--- START ---

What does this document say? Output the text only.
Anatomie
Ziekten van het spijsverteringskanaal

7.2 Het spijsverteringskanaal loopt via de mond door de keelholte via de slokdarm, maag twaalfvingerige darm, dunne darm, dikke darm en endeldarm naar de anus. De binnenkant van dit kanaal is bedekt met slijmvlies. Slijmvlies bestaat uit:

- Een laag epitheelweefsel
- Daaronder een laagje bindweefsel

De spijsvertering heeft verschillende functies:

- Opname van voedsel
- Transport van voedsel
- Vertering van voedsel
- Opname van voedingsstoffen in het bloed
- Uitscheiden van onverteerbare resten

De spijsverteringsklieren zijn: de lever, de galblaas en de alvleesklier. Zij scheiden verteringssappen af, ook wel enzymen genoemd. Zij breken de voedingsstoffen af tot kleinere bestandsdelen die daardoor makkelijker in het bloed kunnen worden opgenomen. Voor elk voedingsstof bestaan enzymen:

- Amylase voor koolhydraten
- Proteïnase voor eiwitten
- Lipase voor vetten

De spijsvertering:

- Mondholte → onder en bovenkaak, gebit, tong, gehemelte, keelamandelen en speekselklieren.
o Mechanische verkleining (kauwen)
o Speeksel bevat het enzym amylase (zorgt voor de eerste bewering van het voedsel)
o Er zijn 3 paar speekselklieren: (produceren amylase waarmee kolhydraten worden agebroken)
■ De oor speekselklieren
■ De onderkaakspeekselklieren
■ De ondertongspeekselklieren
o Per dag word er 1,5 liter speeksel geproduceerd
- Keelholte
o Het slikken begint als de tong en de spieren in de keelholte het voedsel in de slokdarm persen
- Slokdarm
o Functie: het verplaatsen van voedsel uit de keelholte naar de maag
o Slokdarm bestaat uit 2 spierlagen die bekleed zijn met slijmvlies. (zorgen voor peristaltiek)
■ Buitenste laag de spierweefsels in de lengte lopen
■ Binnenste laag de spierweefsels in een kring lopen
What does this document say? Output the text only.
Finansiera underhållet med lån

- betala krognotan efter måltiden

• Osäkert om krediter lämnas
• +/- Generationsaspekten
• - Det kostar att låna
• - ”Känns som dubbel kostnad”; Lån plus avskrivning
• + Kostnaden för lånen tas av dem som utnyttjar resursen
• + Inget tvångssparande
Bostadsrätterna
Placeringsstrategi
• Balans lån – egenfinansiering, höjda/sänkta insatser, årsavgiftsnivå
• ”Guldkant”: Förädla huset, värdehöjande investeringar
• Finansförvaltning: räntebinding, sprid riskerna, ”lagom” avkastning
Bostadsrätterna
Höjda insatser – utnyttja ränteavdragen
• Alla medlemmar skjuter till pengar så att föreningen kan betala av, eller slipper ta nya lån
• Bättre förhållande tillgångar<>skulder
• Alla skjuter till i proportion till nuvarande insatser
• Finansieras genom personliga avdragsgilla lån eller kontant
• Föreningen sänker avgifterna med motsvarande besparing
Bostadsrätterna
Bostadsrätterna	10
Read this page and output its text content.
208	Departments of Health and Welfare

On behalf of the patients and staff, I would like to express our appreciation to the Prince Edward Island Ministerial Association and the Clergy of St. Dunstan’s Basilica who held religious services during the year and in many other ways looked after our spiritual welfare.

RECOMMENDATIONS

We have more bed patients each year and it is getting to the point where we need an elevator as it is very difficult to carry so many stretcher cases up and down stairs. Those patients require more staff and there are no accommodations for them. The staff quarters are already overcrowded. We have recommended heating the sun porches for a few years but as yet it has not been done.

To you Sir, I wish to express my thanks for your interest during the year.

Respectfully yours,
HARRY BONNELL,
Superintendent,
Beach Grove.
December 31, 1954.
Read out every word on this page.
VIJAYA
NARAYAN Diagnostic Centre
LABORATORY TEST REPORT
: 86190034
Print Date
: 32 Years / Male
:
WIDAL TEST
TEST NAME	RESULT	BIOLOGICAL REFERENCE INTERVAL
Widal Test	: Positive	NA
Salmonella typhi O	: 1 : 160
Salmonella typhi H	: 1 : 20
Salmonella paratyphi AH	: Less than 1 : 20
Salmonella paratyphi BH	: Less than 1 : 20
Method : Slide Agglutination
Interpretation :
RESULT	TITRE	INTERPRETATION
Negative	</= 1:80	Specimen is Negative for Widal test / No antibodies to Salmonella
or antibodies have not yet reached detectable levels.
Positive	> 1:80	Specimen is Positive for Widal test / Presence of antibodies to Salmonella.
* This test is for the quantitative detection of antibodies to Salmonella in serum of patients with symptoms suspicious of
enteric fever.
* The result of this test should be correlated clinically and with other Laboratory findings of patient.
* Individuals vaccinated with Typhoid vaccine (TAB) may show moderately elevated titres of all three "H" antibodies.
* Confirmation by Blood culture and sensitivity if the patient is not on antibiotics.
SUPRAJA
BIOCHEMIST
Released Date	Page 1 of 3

--- END ---

Restate the data above word for word, omitting nothing.

What does this document say? Output the text only.
Anatomie
Ziekten van het spijsverteringskanaal

7.2 Het spijsverteringskanaal loopt via de mond door de keelholte via de slokdarm, maag twaalfvingerige darm, dunne darm, dikke darm en endeldarm naar de anus. De binnenkant van dit kanaal is bedekt met slijmvlies. Slijmvlies bestaat uit:

- Een laag epitheelweefsel
- Daaronder een laagje bindweefsel

De spijsvertering heeft verschillende functies:

- Opname van voedsel
- Transport van voedsel
- Vertering van voedsel
- Opname van voedingsstoffen in het bloed
- Uitscheiden van onverteerbare resten

De spijsverteringsklieren zijn: de lever, de galblaas en de alvleesklier. Zij scheiden verteringssappen af, ook wel enzymen genoemd. Zij breken de voedingsstoffen af tot kleinere bestandsdelen die daardoor makkelijker in het bloed kunnen worden opgenomen. Voor elk voedingsstof bestaan enzymen:

- Amylase voor koolhydraten
- Proteïnase voor eiwitten
- Lipase voor vetten

De spijsvertering:

- Mondholte → onder en bovenkaak, gebit, tong, gehemelte, keelamandelen en speekselklieren.
o Mechanische verkleining (kauwen)
o Speeksel bevat het enzym amylase (zorgt voor de eerste bewering van het voedsel)
o Er zijn 3 paar speekselklieren: (produceren amylase waarmee kolhydraten worden agebroken)
■ De oor speekselklieren
■ De onderkaakspeekselklieren
■ De ondertongspeekselklieren
o Per dag word er 1,5 liter speeksel geproduceerd
- Keelholte
o Het slikken begint als de tong en de spieren in de keelholte het voedsel in de slokdarm persen
- Slokdarm
o Functie: het verplaatsen van voedsel uit de keelholte naar de maag
o Slokdarm bestaat uit 2 spierlagen die bekleed zijn met slijmvlies. (zorgen voor peristaltiek)
■ Buitenste laag de spierweefsels in de lengte lopen
■ Binnenste laag de spierweefsels in een kring lopen
What does this document say? Output the text only.
Finansiera underhållet med lån

- betala krognotan efter måltiden

• Osäkert om krediter lämnas
• +/- Generationsaspekten
• - Det kostar att låna
• - ”Känns som dubbel kostnad”; Lån plus avskrivning
• + Kostnaden för lånen tas av dem som utnyttjar resursen
• + Inget tvångssparande
Bostadsrätterna
Placeringsstrategi
• Balans lån – egenfinansiering, höjda/sänkta insatser, årsavgiftsnivå
• ”Guldkant”: Förädla huset, värdehöjande investeringar
• Finansförvaltning: räntebinding, sprid riskerna, ”lagom” avkastning
Bostadsrätterna
Höjda insatser – utnyttja ränteavdragen
• Alla medlemmar skjuter till pengar så att föreningen kan betala av, eller slipper ta nya lån
• Bättre förhållande tillgångar<>skulder
• Alla skjuter till i proportion till nuvarande insatser
• Finansieras genom personliga avdragsgilla lån eller kontant
• Föreningen sänker avgifterna med motsvarande besparing
Bostadsrätterna
Bostadsrätterna	10
Read this page and output its text content.
208	Departments of Health and Welfare

On behalf of the patients and staff, I would like to express our appreciation to the Prince Edward Island Ministerial Association and the Clergy of St. Dunstan’s Basilica who held religious services during the year and in many other ways looked after our spiritual welfare.

RECOMMENDATIONS

We have more bed patients each year and it is getting to the point where we need an elevator as it is very difficult to carry so many stretcher cases up and down stairs. Those patients require more staff and there are no accommodations for them. The staff quarters are already overcrowded. We have recommended heating the sun porches for a few years but as yet it has not been done.

To you Sir, I wish to express my thanks for your interest during the year.

Respectfully yours,
HARRY BONNELL,
Superintendent,
Beach Grove.
December 31, 1954.
Read out every word on this page.
VIJAYA
NARAYAN Diagnostic Centre
LABORATORY TEST REPORT
: 86190034
Print Date
: 32 Years / Male
:
WIDAL TEST
TEST NAME	RESULT	BIOLOGICAL REFERENCE INTERVAL
Widal Test	: Positive	NA
Salmonella typhi O	: 1 : 160
Salmonella typhi H	: 1 : 20
Salmonella paratyphi AH	: Less than 1 : 20
Salmonella paratyphi BH	: Less than 1 : 20
Method : Slide Agglutination
Interpretation :
RESULT	TITRE	INTERPRETATION
Negative	</= 1:80	Specimen is Negative for Widal test / No antibodies to Salmonella
or antibodies have not yet reached detectable levels.
Positive	> 1:80	Specimen is Positive for Widal test / Presence of antibodies to Salmonella.
* This test is for the quantitative detection of antibodies to Salmonella in serum of patients with symptoms suspicious of
enteric fever.
* The result of this test should be correlated clinically and with other Laboratory findings of patient.
* Individuals vaccinated with Typhoid vaccine (TAB) may show moderately elevated titres of all three "H" antibodies.
* Confirmation by Blood culture and sensitivity if the patient is not on antibiotics.
SUPRAJA
BIOCHEMIST
Released Date	Page 1 of 3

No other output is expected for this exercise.